What you will do => Check each line of the records below and collect those that include the word "March".

Record extracts =>

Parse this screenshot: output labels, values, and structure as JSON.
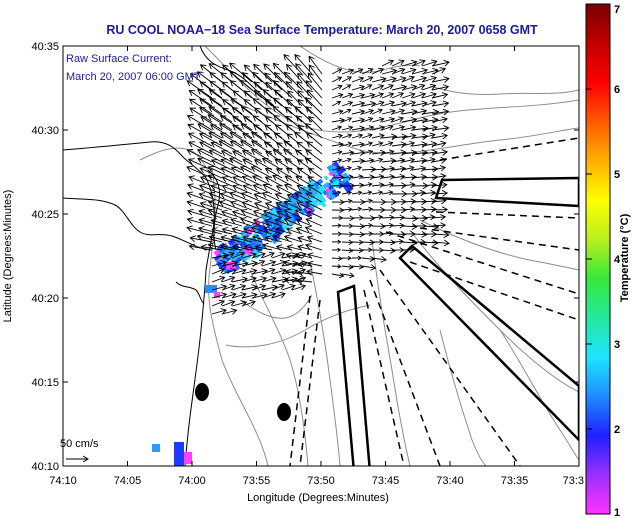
{
  "title": "RU COOL  NOAA−18  Sea Surface Temperature:  March 20, 2007 0658 GMT",
  "legend": {
    "line1": "Raw Surface Current:",
    "line2": "March 20, 2007 06:00 GMT",
    "scale_label": "50 cm/s"
  },
  "axes": {
    "x_label": "Longitude (Degrees:Minutes)",
    "y_label": "Latitude (Degrees:Minutes)",
    "x_ticks": [
      "74:10",
      "74:05",
      "74:00",
      "73:55",
      "73:50",
      "73:45",
      "73:40",
      "73:35",
      "73:3"
    ],
    "y_ticks": [
      "40:35",
      "40:30",
      "40:25",
      "40:20",
      "40:15",
      "40:10"
    ]
  },
  "colorbar": {
    "label": "Temperature (°C)",
    "min": 1,
    "max": 7,
    "ticks": [
      "1",
      "2",
      "3",
      "4",
      "5",
      "6",
      "7"
    ],
    "colors": [
      "#ff33ff",
      "#9a30ff",
      "#2020ff",
      "#1e8cff",
      "#1ee6ff",
      "#24e8a0",
      "#36e83a",
      "#b8ee1e",
      "#ffff00",
      "#ffb000",
      "#ff5a00",
      "#ff0000",
      "#c00000",
      "#7a0000"
    ]
  },
  "map": {
    "land_color": "#ffffff",
    "coast_color": "#000000",
    "bathymetry_color": "#8c8c8c",
    "vector_color": "#000000",
    "sst_colors": [
      "#1c3cff",
      "#1e78ff",
      "#22b4ff",
      "#26e0ff",
      "#2a9cff",
      "#ff40ff"
    ]
  }
}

Response =>
  "title": "RU COOL  NOAA−18  Sea Surface Temperature:  March 20, 2007 0658 GMT",
    "line2": "March 20, 2007 06:00 GMT",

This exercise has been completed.